TASK: Extend the passage on the Katz court's collateral estoppel reasoning, picking up after its final sentence.

TEXT PROVIDED:
begin

The reasoning behind the district court’s holding can be summed up in five steps. First, it held that plaintiff Katz would be procedurally able to utilize offensive collateral estoppel under New York law. Second, the court noted that the equitable nature of collateral estoppel required exploration as to whether defendant Lilly had a full and fair opportunity to litigate in the prior Bichler action. Third, the district court emphasized that allowing an erroneous judgment to have preclusive effect would violate fundamental fairness. Fourth, it was held that permitting offensive collateral estoppel in the instant case would not advance the policies the doctrine was designed to promote. Finally, the court asserted that the fact Lilly did not physically have its day in court against Mrs. Katz was at least grounds for allowing Lilly to investigate a possible defense to collateral estoppel where the prior judgment was allegedly based on an erroneous verdict.
The Katz court initially recognized that there is no longer any requirement of mutuality of estoppel under the law of New York. All that need be shown for a plaintiff to utilize the judgment of a prior litigant against a defendant, is that the defendant had a full and fair opportunity to contest the same issue in the prior action. According to the New York Court of Appeals in Schwartz v. Public Administrator of the County of Bronx, the establishment of a full and fair opportunity “requires an exploration of the various elements which make up the realities of litigation. Furthermore, in listing those elements, Schwartz specifically included “indications of a compromise verdict. Thus, should Lilly be able to establish the presence of a compromise verdict in Bichler, plaintiff Katz would be precluded from the benefit of its collateral estoppel effect. Accordingly, the judge in Katz held that fundamental fairness required that Lilly be given “every reasonable opportunity to explore the factual basis for a claim that the judgment asserted as binding … should not be accorded such an effect because [that judgment was] based on a compromise verdict.

end

DATA BLOCK:

begin

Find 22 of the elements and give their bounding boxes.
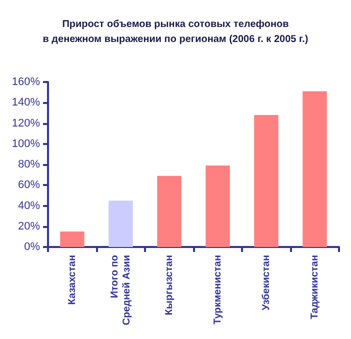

end

OUTPUT BELOW:
It is undoubtedly true that the equitable nature of collateral estoppel requires an inquiry into whether there was a full and fair opportunity to litigate. As noted by Professor Currie, no legal principle, perhaps least of all the principle of collateral estoppel, should ever be applied to work injustice. However, in attempting to avoid injustice to Lilly, the Katz court should not have neglected competing interests. The harm to the plaintiff might be outweighed by the harm that would result from the alternative. There is a very real possibility that an order granting “every opportunity to explore” could be used as a broad mandate to harass the Bichler jurors for indications of a compromise verdict that may not even exist. A better rule would specifically limit the extent of the investigation to avoid prejudice to the individual jurors themselves, and the jury system in general.
According to Professor Moore, once a final judgment is entered it is entitled to collateral estoppel effect whether based on a compromise verdict or not. Yet the Katz court held that the blind application of this proposition to a situation where a stranger asserts the judgment offensively violates basic notions of fairness. In support of its contention, the court noted that the purpose of collateral estoppel was to protect a party from the burden of relitigating an issue previously decided, and to advance the public interest in minimizing litigation.
Since Mrs. Katz was a stranger to the original Bichler action the court emphasized that she could not claim the need to be free of the burden of repeated litigation. The court further held that:
whether or not the public interest … would be served by broad application of non-mutuality of estoppel, it is clear that while Lilly has had its day in court against Joyce Bichler in New York Supreme court, strictly speaking it has not had an opportunity to meet plaintiff here who was a stranger to the State court action.
The court went on to assert that while non-mutuality was not determinative as to whether collateral estoppel should apply, “it does suggest at a minimum that where the original judgment is questioned on the ground. . . of a compromise verdict, a court must in fairness provide a litigant every opportunity to explore the basis for a defense to offensive use of the judgment as collateral estoppel against it. The court then granted the defendant’s motion to depose the Bichler jurors.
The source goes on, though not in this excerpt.